**PROBLEM DESCRIPTION:** Scan the material below for the string "theta", and copy every line where it shows up.

**SOURCE MATERIAL:**

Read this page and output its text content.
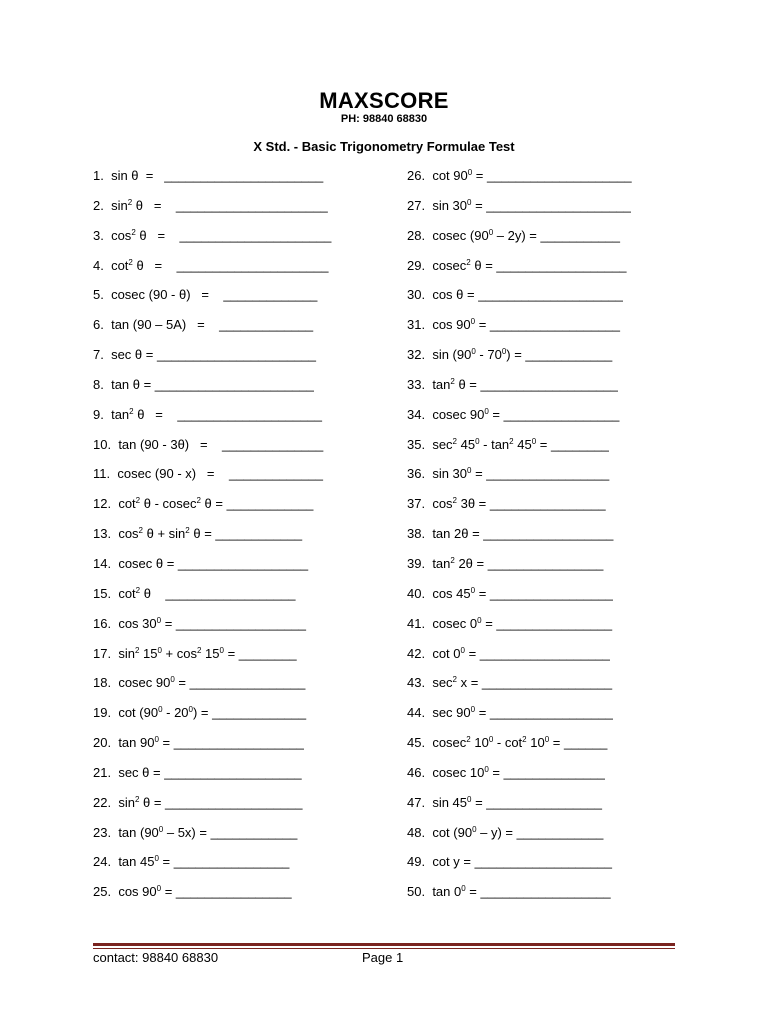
MAXSCORE
PH: 98840 68830
X Std. - Basic Trigonometry Formulae Test
1. sin θ  =   ______________________
2. $\sin^2 \theta$   =    _____________________
3. $\cos^2 \theta$   =    _____________________
4. $\cot^2 \theta$   =    _____________________
5. cosec (90 - θ)   =    _____________
6. tan (90 – 5A)   =    _____________
7. sec θ = ______________________
8. tan θ = ______________________
9. $\tan^2 \theta$   =    ____________________
10. tan (90 - 3θ)   =    ______________
11. cosec (90 - x)   =    _____________
12. $\cot^2 \theta - cosec^2$ θ = ____________
13. $\cos^2 \theta + \sin^2 \theta$ = ____________
14. cosec θ = __________________
15. $\cot^2 \theta$    __________________
16. $\cos 30^0$ = __________________
17. $\sin^2 15^0 + \cos^2 15^0$ = ________
18. cosec $90^0$ = ________________
19. $\cot (90^0 - 20^0)$ = _____________
20. $\tan 90^0$ = __________________
21. sec θ = ___________________
22. $\sin^2 \theta$ = ___________________
23. $\tan (90^0 - 5x)$ = ____________
24. $\tan 45^0$ = ________________
25. $\cos 90^0$ = ________________
26. $\cot 90^0$ = ____________________
27. $\sin 30^0$ = ____________________
28. cosec $(90^0 - 2y)$ = ___________
29. cosec$^2$ θ = __________________
30. cos θ = ____________________
31. $\cos 90^0$ = __________________
32. $\sin (90^0 - 70^0)$ = ____________
33. $\tan^2 \theta$ = ___________________
34. cosec $90^0$ = ________________
35. $\sec^2 45^0 - \tan^2 45^0$ = ________
36. $\sin 30^0$ = _________________
37. $\cos^2 3\theta$ = ________________
38. tan 2θ = __________________
39. $\tan^2 2\theta$ = ________________
40. $\cos 45^0$ = _________________
41. cosec $0^0$ = ________________
42. $\cot 0^0$ = __________________
43. $\sec^2 x$ = __________________
44. $\sec 90^0$ = _________________
45. cosec$^2$ $10^0 - \cot^2 10^0$ = ______
46. cosec $10^0$ = ______________
47. $\sin 45^0$ = ________________
48. $\cot (90^0 - y)$ = ____________
49. cot y = ___________________
50. $\tan 0^0$ = __________________
contact: 98840 68830	Page 1
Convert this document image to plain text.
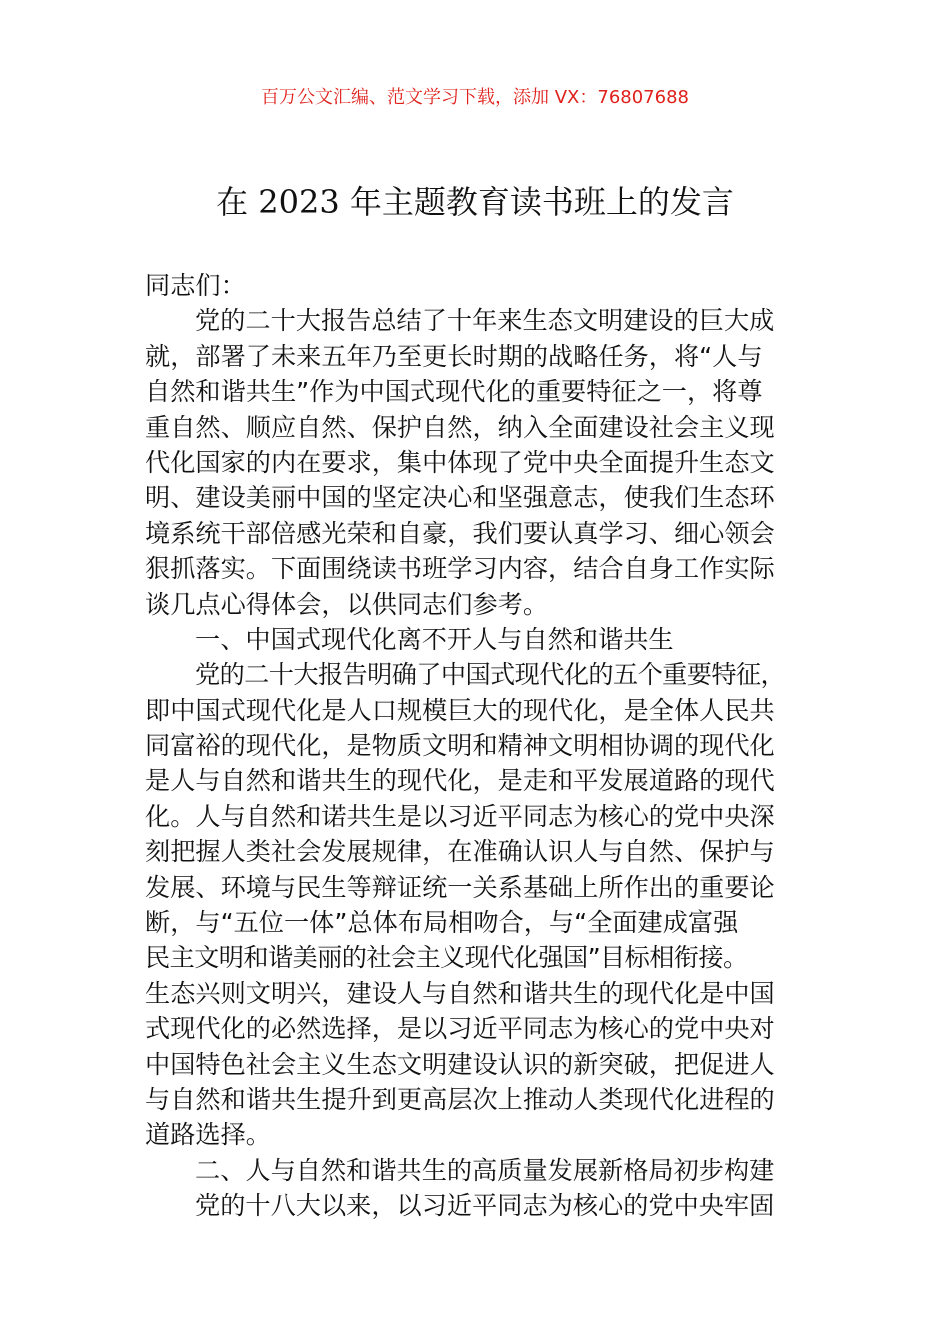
百万公文汇编、范文学习下载，添加 VX：76807688
在 2023 年主题教育读书班上的发言
同志们：
党的二十大报告总结了十年来生态文明建设的巨大成
就，部署了未来五年乃至更长时期的战略任务，将“人与
自然和谐共生”作为中国式现代化的重要特征之一，将尊
重自然、顺应自然、保护自然，纳入全面建设社会主义现
代化国家的内在要求，集中体现了党中央全面提升生态文
明、建设美丽中国的坚定决心和坚强意志，使我们生态环
境系统干部倍感光荣和自豪，我们要认真学习、细心领会
狠抓落实。下面围绕读书班学习内容，结合自身工作实际
谈几点心得体会，以供同志们参考。
一、中国式现代化离不开人与自然和谐共生
党的二十大报告明确了中国式现代化的五个重要特征，
即中国式现代化是人口规模巨大的现代化，是全体人民共
同富裕的现代化，是物质文明和精神文明相协调的现代化
是人与自然和谐共生的现代化，是走和平发展道路的现代
化。人与自然和诺共生是以习近平同志为核心的党中央深
刻把握人类社会发展规律，在准确认识人与自然、保护与
发展、环境与民生等辩证统一关系基础上所作出的重要论
断，与“五位一体”总体布局相吻合，与“全面建成富强
民主文明和谐美丽的社会主义现代化强国”目标相衔接。
生态兴则文明兴，建设人与自然和谐共生的现代化是中国
式现代化的必然选择，是以习近平同志为核心的党中央对
中国特色社会主义生态文明建设认识的新突破，把促进人
与自然和谐共生提升到更高层次上推动人类现代化进程的
道路选择。
二、人与自然和谐共生的高质量发展新格局初步构建
党的十八大以来，以习近平同志为核心的党中央牢固
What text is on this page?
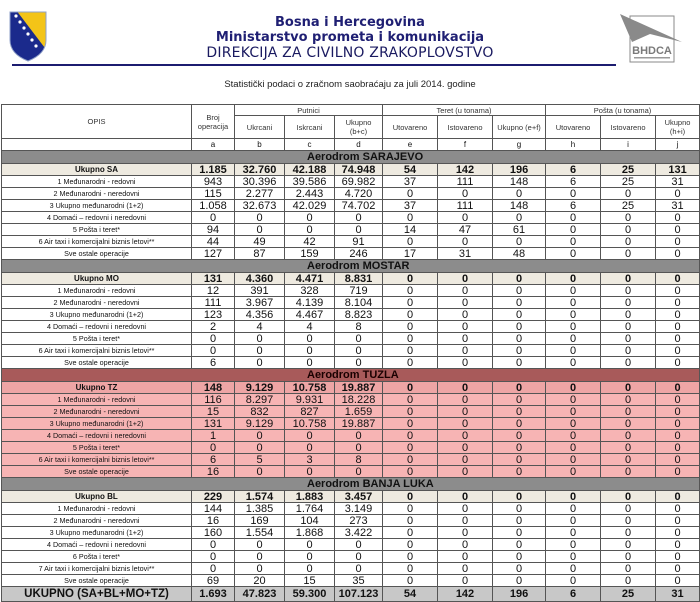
Bosna i Hercegovina
Ministarstvo prometa i komunikacija
DIREKCIJA ZA CIVILNO ZRAKOPLOVSTVO	BHDCA
Statistički podaci o zračnom saobraćaju za juli 2014. godine
OPIS	Broj operacija	Putnici			Teret (u tonama)			Pošta (u tonama)		
		Ukrcani	Iskrcani	Ukupno (b+c)	Utovareno	Istovareno	Ukupno (e+f)	Utovareno	Istovareno	Ukupno (h+i)
	a	b	c	d	e	f	g	h	i	j
Aerodrom SARAJEVO										
Ukupno SA	1.185	32.760	42.188	74.948	54	142	196	6	25	131
1 Međunarodni - redovni	943	30.396	39.586	69.982	37	111	148	6	25	31
2 Međunarodni - neredovni	115	2.277	2.443	4.720	0	0	0	0	0	0
3 Ukupno međunarodni (1+2)	1.058	32.673	42.029	74.702	37	111	148	6	25	31
4 Domaći – redovni i neredovni	0	0	0	0	0	0	0	0	0	0
5 Pošta i teret*	94	0	0	0	14	47	61	0	0	0
6 Air taxi i komercijalni biznis letovi**	44	49	42	91	0	0	0	0	0	0
Sve ostale operacije	127	87	159	246	17	31	48	0	0	0
Aerodrom MOSTAR										
Ukupno MO	131	4.360	4.471	8.831	0	0	0	0	0	0
1 Međunarodni - redovni	12	391	328	719	0	0	0	0	0	0
2 Međunarodni - neredovni	111	3.967	4.139	8.104	0	0	0	0	0	0
3 Ukupno međunarodni (1+2)	123	4.356	4.467	8.823	0	0	0	0	0	0
4 Domaći – redovni i neredovni	2	4	4	8	0	0	0	0	0	0
5 Pošta i teret*	0	0	0	0	0	0	0	0	0	0
6 Air taxi i komercijalni biznis letovi**	0	0	0	0	0	0	0	0	0	0
Sve ostale operacije	6	0	0	0	0	0	0	0	0	0
Aerodrom TUZLA										
Ukupno TZ	148	9.129	10.758	19.887	0	0	0	0	0	0
1 Međunarodni - redovni	116	8.297	9.931	18.228	0	0	0	0	0	0
2 Međunarodni - neredovni	15	832	827	1.659	0	0	0	0	0	0
3 Ukupno međunarodni (1+2)	131	9.129	10.758	19.887	0	0	0	0	0	0
4 Domaći – redovni i neredovni	1	0	0	0	0	0	0	0	0	0
5 Pošta i teret*	0	0	0	0	0	0	0	0	0	0
6 Air taxi i komercijalni biznis letovi**	6	5	3	8	0	0	0	0	0	0
Sve ostale operacije	16	0	0	0	0	0	0	0	0	0
Aerodrom BANJA LUKA										
Ukupno BL	229	1.574	1.883	3.457	0	0	0	0	0	0
1 Međunarodni - redovni	144	1.385	1.764	3.149	0	0	0	0	0	0
2 Međunarodni - neredovni	16	169	104	273	0	0	0	0	0	0
3 Ukupno međunarodni (1+2)	160	1.554	1.868	3.422	0	0	0	0	0	0
4 Domaći – redovni i neredovni	0	0	0	0	0	0	0	0	0	0
6 Pošta i teret*	0	0	0	0	0	0	0	0	0	0
7 Air taxi i komercijalni biznis letovi**	0	0	0	0	0	0	0	0	0	0
Sve ostale operacije	69	20	15	35	0	0	0	0	0	0
UKUPNO (SA+BL+MO+TZ)	1.693	47.823	59.300	107.123	54	142	196	6	25	31
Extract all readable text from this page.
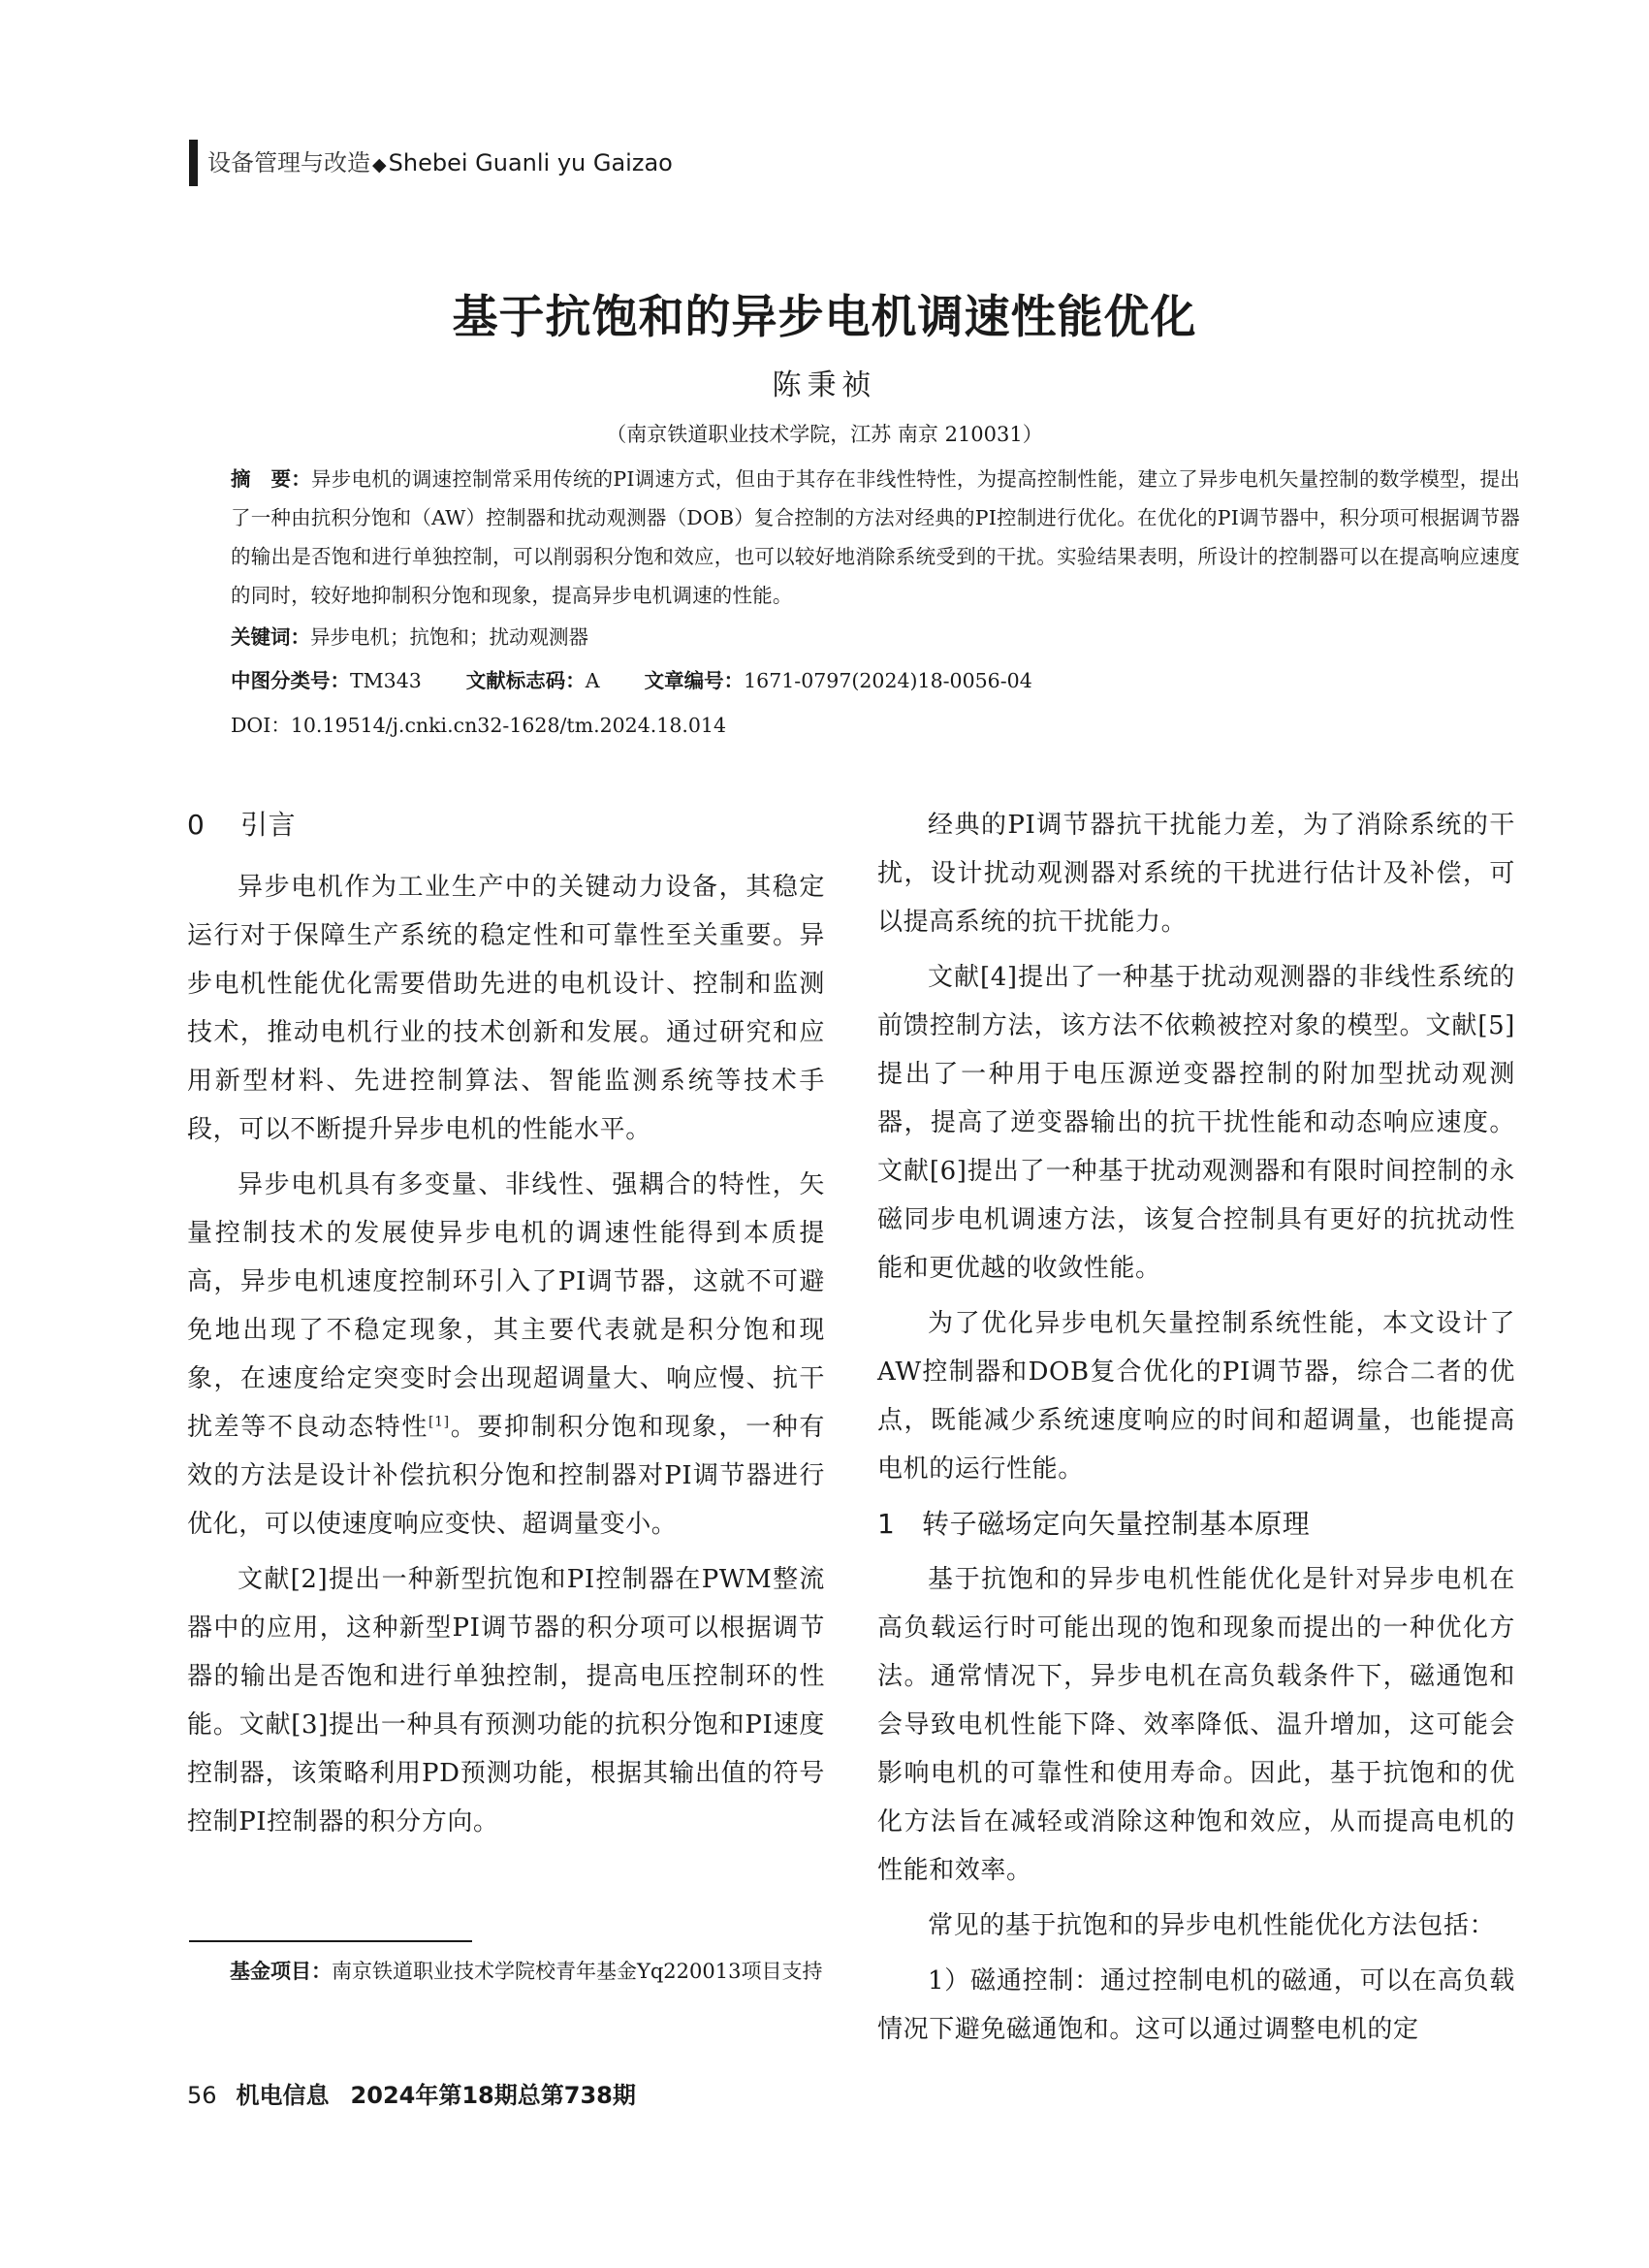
设备管理与改造 ◆Shebei Guanli yu Gaizao
基于抗饱和的异步电机调速性能优化
陈秉祯
（南京铁道职业技术学院，江苏 南京 210031）
摘　要：异步电机的调速控制常采用传统的PI调速方式，但由于其存在非线性特性，为提高控制性能，建立了异步电机矢量控制的数学模型，提出了一种由抗积分饱和（AW）控制器和扰动观测器（DOB）复合控制的方法对经典的PI控制进行优化。在优化的PI调节器中，积分项可根据调节器的输出是否饱和进行单独控制，可以削弱积分饱和效应，也可以较好地消除系统受到的干扰。实验结果表明，所设计的控制器可以在提高响应速度的同时，较好地抑制积分饱和现象，提高异步电机调速的性能。
关键词：异步电机；抗饱和；扰动观测器
中图分类号：TM343 文献标志码：A 文章编号：1671-0797(2024)18-0056-04
DOI：10.19514/j.cnki.cn32-1628/tm.2024.18.014
0 引言

异步电机作为工业生产中的关键动力设备，其稳定运行对于保障生产系统的稳定性和可靠性至关重要。异步电机性能优化需要借助先进的电机设计、控制和监测技术，推动电机行业的技术创新和发展。通过研究和应用新型材料、先进控制算法、智能监测系统等技术手段，可以不断提升异步电机的性能水平。

异步电机具有多变量、非线性、强耦合的特性，矢量控制技术的发展使异步电机的调速性能得到本质提高，异步电机速度控制环引入了PI调节器，这就不可避免地出现了不稳定现象，其主要代表就是积分饱和现象，在速度给定突变时会出现超调量大、响应慢、抗干扰差等不良动态特性[1]。要抑制积分饱和现象，一种有效的方法是设计补偿抗积分饱和控制器对PI调节器进行优化，可以使速度响应变快、超调量变小。

文献[2]提出一种新型抗饱和PI控制器在PWM整流器中的应用，这种新型PI调节器的积分项可以根据调节器的输出是否饱和进行单独控制，提高电压控制环的性能。文献[3]提出一种具有预测功能的抗积分饱和PI速度控制器，该策略利用PD预测功能，根据其输出值的符号控制PI控制器的积分方向。

经典的PI调节器抗干扰能力差，为了消除系统的干扰，设计扰动观测器对系统的干扰进行估计及补偿，可以提高系统的抗干扰能力。

文献[4]提出了一种基于扰动观测器的非线性系统的前馈控制方法，该方法不依赖被控对象的模型。文献[5]提出了一种用于电压源逆变器控制的附加型扰动观测器，提高了逆变器输出的抗干扰性能和动态响应速度。文献[6]提出了一种基于扰动观测器和有限时间控制的永磁同步电机调速方法，该复合控制具有更好的抗扰动性能和更优越的收敛性能。

为了优化异步电机矢量控制系统性能，本文设计了AW控制器和DOB复合优化的PI调节器，综合二者的优点，既能减少系统速度响应的时间和超调量，也能提高电机的运行性能。

1 转子磁场定向矢量控制基本原理

基于抗饱和的异步电机性能优化是针对异步电机在高负载运行时可能出现的饱和现象而提出的一种优化方法。通常情况下，异步电机在高负载条件下，磁通饱和会导致电机性能下降、效率降低、温升增加，这可能会影响电机的可靠性和使用寿命。因此，基于抗饱和的优化方法旨在减轻或消除这种饱和效应，从而提高电机的性能和效率。

常见的基于抗饱和的异步电机性能优化方法包括：

1）磁通控制：通过控制电机的磁通，可以在高负载情况下避免磁通饱和。这可以通过调整电机的定

基金项目：南京铁道职业技术学院校青年基金Yq220013项目支持
56 机电信息 2024年第18期总第738期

**SOLUTION TO THIS EXERCISE:**
2. $\sin^2 \theta$   =    _____________________
3. $\cos^2 \theta$   =    _____________________
4. $\cot^2 \theta$   =    _____________________
9. $\tan^2 \theta$   =    ____________________
12. $\cot^2 \theta - cosec^2$ θ = ____________
13. $\cos^2 \theta + \sin^2 \theta$ = ____________
15. $\cot^2 \theta$    __________________
22. $\sin^2 \theta$ = ___________________
33. $\tan^2 \theta$ = ___________________
37. $\cos^2 3\theta$ = ________________
39. $\tan^2 2\theta$ = ________________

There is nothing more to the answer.